╭──

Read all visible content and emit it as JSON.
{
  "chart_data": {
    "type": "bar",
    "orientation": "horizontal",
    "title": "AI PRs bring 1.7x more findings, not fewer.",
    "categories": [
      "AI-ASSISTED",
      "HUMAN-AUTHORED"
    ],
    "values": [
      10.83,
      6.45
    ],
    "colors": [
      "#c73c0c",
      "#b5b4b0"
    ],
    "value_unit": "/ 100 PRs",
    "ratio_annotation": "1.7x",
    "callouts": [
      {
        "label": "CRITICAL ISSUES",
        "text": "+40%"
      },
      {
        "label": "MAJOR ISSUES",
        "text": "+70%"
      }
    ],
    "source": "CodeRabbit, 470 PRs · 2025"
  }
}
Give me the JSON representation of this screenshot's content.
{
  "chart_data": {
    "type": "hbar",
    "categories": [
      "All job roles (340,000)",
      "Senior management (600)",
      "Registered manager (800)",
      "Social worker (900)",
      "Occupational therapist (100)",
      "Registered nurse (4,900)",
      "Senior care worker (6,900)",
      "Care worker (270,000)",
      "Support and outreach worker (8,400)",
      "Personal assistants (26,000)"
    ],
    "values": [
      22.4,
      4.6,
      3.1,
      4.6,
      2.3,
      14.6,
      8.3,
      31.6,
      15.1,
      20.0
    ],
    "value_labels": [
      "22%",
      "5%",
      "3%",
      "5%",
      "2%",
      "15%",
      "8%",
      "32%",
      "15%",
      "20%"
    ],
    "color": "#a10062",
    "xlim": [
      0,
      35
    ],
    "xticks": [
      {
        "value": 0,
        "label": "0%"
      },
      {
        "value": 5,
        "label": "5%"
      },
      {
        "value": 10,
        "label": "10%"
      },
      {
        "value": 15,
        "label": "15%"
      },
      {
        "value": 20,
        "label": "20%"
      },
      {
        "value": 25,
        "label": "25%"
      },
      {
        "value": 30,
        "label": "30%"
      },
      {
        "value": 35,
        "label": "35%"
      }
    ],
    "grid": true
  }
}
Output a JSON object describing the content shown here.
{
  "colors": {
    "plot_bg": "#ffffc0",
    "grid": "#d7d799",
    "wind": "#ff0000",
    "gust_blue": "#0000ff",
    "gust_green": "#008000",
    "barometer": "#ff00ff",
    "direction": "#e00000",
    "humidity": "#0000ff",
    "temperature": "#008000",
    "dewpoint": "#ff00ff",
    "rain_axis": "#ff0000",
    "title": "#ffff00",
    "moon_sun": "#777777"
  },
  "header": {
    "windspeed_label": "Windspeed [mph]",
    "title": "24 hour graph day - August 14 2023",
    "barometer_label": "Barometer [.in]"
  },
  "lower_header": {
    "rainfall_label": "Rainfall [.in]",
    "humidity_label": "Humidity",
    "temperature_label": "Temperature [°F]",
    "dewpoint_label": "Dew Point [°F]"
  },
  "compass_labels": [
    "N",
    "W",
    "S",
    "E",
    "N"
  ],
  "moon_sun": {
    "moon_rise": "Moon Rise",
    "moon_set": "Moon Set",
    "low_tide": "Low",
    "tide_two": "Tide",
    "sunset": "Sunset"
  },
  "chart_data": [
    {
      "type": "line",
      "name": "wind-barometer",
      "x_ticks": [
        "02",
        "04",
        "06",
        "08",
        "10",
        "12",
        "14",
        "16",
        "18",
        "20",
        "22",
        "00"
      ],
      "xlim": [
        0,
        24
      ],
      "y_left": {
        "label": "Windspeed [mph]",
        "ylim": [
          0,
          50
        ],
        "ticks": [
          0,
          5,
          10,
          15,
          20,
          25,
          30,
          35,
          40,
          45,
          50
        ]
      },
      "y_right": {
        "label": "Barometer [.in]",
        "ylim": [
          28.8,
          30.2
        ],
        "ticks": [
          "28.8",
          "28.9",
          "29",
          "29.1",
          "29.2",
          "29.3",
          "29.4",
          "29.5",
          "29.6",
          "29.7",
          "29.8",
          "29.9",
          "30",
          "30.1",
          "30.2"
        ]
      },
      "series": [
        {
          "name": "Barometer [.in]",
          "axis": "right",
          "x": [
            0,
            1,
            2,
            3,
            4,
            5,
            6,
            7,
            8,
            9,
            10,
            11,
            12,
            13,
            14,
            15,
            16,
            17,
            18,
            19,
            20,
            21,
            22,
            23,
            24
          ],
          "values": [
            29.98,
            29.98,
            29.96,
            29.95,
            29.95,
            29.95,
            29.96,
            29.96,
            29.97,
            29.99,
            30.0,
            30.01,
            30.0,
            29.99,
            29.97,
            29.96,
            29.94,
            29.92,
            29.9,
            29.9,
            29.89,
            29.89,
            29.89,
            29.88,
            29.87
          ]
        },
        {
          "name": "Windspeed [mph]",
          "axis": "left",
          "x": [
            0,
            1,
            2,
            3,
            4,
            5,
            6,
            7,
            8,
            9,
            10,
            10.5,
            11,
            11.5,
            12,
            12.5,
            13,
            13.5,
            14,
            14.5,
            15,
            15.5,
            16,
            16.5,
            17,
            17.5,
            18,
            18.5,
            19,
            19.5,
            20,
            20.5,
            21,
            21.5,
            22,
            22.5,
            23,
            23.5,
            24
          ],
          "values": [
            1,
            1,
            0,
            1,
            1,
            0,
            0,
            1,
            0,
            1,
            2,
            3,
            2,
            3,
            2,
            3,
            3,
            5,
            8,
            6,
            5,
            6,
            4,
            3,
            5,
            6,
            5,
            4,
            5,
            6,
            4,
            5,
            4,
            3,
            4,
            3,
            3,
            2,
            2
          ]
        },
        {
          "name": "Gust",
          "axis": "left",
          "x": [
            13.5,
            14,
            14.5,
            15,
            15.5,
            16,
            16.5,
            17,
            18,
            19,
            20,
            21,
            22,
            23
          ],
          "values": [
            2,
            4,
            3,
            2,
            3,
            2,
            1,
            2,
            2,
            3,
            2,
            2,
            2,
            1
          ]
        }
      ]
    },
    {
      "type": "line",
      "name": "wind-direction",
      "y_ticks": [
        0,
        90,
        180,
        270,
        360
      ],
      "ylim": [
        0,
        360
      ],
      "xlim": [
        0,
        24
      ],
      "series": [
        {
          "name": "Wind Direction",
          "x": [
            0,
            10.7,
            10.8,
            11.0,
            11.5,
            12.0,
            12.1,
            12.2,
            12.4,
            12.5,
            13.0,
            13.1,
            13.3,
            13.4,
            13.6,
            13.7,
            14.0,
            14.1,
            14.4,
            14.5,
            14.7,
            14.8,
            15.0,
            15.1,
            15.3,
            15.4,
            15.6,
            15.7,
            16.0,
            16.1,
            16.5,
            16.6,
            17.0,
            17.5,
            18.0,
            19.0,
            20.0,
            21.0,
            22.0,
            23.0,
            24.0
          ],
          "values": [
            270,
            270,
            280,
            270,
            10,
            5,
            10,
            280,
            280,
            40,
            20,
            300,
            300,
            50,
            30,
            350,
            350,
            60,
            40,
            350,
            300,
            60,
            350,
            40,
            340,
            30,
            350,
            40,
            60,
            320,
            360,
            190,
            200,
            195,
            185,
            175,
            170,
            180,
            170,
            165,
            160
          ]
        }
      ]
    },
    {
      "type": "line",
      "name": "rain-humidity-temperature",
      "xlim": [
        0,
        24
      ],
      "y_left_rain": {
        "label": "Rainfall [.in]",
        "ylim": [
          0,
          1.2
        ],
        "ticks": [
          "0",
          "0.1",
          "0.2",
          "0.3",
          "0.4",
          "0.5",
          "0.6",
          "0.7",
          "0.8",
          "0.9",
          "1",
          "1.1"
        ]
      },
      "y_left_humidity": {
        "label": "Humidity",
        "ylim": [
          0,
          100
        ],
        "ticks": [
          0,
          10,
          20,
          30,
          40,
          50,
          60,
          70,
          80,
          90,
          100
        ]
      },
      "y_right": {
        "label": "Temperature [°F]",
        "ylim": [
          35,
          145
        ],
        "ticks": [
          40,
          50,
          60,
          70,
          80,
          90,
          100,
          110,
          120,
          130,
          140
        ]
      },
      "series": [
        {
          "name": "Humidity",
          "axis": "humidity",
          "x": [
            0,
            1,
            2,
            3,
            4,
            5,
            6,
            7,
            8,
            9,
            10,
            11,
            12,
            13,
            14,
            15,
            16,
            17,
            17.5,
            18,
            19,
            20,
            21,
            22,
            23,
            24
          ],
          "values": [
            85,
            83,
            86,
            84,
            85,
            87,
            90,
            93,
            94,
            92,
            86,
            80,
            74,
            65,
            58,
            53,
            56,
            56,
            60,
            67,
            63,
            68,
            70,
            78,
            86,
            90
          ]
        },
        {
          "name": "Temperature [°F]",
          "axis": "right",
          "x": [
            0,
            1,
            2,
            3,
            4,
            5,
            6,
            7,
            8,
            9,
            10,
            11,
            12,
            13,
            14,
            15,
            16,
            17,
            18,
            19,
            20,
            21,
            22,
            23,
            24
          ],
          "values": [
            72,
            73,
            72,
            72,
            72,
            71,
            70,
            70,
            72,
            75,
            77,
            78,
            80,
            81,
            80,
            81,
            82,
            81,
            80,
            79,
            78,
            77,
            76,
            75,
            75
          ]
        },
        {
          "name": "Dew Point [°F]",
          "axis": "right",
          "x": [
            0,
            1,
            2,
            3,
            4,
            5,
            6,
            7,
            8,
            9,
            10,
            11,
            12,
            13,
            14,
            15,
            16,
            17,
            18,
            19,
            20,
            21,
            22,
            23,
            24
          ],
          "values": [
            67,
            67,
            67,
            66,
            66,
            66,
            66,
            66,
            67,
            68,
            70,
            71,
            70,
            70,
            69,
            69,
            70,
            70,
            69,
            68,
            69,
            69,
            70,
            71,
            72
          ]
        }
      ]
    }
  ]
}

╰──

Report how many lines in the data include the word "name", and give nothing but the count.

Answer
10